__THE INPUT__.
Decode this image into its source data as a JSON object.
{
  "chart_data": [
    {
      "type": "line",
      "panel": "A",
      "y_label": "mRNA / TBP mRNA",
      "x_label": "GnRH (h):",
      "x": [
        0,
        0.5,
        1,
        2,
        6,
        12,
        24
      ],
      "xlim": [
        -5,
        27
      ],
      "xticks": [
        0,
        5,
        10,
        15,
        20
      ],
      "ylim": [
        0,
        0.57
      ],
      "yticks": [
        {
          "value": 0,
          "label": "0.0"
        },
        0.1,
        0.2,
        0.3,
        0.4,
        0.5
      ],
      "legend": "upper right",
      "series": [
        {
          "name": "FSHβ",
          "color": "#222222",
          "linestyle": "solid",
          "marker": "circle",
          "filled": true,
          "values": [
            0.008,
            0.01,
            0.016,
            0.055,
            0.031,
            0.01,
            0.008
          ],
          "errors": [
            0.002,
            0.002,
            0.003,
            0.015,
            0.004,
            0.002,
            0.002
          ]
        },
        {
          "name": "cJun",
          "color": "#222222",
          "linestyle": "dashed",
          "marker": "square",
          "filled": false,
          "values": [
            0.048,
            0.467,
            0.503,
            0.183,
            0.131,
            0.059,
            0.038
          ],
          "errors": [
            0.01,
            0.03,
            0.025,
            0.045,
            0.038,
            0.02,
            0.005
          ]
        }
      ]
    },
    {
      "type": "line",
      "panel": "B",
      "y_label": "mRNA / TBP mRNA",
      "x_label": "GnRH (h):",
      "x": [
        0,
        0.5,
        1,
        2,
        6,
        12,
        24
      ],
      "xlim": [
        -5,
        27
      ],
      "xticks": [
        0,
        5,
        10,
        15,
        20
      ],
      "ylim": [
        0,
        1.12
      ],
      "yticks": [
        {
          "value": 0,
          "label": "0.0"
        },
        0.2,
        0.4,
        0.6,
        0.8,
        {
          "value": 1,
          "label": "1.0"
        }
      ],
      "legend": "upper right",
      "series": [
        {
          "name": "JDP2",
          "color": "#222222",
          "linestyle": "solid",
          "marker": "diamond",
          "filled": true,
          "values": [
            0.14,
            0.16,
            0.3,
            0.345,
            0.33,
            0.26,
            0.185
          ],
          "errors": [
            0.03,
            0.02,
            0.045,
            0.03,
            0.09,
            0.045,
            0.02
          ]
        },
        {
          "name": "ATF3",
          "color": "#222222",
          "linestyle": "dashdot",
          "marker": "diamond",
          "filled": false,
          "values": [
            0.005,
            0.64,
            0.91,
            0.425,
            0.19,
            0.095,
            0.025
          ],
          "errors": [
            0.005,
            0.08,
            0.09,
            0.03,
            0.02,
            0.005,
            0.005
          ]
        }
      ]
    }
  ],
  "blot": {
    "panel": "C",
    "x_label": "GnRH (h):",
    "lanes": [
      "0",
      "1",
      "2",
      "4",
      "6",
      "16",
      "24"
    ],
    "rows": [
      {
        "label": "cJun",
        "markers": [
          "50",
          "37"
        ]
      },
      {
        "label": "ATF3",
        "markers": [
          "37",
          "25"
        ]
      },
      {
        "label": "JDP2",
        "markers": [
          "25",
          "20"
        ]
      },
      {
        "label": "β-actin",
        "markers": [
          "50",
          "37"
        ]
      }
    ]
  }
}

__WHAT IS NEEDED__. A complete, exact transcription of the data above is the required answer.

__TASK ANSWER__.
Decode this image into its source data as a JSON object.
{
  "chart_data": [
    {
      "type": "line",
      "panel": "A",
      "y_label": "mRNA / TBP mRNA",
      "x_label": "GnRH (h):",
      "x": [
        0,
        0.5,
        1,
        2,
        6,
        12,
        24
      ],
      "xlim": [
        -5,
        27
      ],
      "xticks": [
        0,
        5,
        10,
        15,
        20
      ],
      "ylim": [
        0,
        0.57
      ],
      "yticks": [
        {
          "value": 0,
          "label": "0.0"
        },
        0.1,
        0.2,
        0.3,
        0.4,
        0.5
      ],
      "legend": "upper right",
      "series": [
        {
          "name": "FSHβ",
          "color": "#222222",
          "linestyle": "solid",
          "marker": "circle",
          "filled": true,
          "values": [
            0.008,
            0.01,
            0.016,
            0.055,
            0.031,
            0.01,
            0.008
          ],
          "errors": [
            0.002,
            0.002,
            0.003,
            0.015,
            0.004,
            0.002,
            0.002
          ]
        },
        {
          "name": "cJun",
          "color": "#222222",
          "linestyle": "dashed",
          "marker": "square",
          "filled": false,
          "values": [
            0.048,
            0.467,
            0.503,
            0.183,
            0.131,
            0.059,
            0.038
          ],
          "errors": [
            0.01,
            0.03,
            0.025,
            0.045,
            0.038,
            0.02,
            0.005
          ]
        }
      ]
    },
    {
      "type": "line",
      "panel": "B",
      "y_label": "mRNA / TBP mRNA",
      "x_label": "GnRH (h):",
      "x": [
        0,
        0.5,
        1,
        2,
        6,
        12,
        24
      ],
      "xlim": [
        -5,
        27
      ],
      "xticks": [
        0,
        5,
        10,
        15,
        20
      ],
      "ylim": [
        0,
        1.12
      ],
      "yticks": [
        {
          "value": 0,
          "label": "0.0"
        },
        0.2,
        0.4,
        0.6,
        0.8,
        {
          "value": 1,
          "label": "1.0"
        }
      ],
      "legend": "upper right",
      "series": [
        {
          "name": "JDP2",
          "color": "#222222",
          "linestyle": "solid",
          "marker": "diamond",
          "filled": true,
          "values": [
            0.14,
            0.16,
            0.3,
            0.345,
            0.33,
            0.26,
            0.185
          ],
          "errors": [
            0.03,
            0.02,
            0.045,
            0.03,
            0.09,
            0.045,
            0.02
          ]
        },
        {
          "name": "ATF3",
          "color": "#222222",
          "linestyle": "dashdot",
          "marker": "diamond",
          "filled": false,
          "values": [
            0.005,
            0.64,
            0.91,
            0.425,
            0.19,
            0.095,
            0.025
          ],
          "errors": [
            0.005,
            0.08,
            0.09,
            0.03,
            0.02,
            0.005,
            0.005
          ]
        }
      ]
    }
  ],
  "blot": {
    "panel": "C",
    "x_label": "GnRH (h):",
    "lanes": [
      "0",
      "1",
      "2",
      "4",
      "6",
      "16",
      "24"
    ],
    "rows": [
      {
        "label": "cJun",
        "markers": [
          "50",
          "37"
        ]
      },
      {
        "label": "ATF3",
        "markers": [
          "37",
          "25"
        ]
      },
      {
        "label": "JDP2",
        "markers": [
          "25",
          "20"
        ]
      },
      {
        "label": "β-actin",
        "markers": [
          "50",
          "37"
        ]
      }
    ]
  }
}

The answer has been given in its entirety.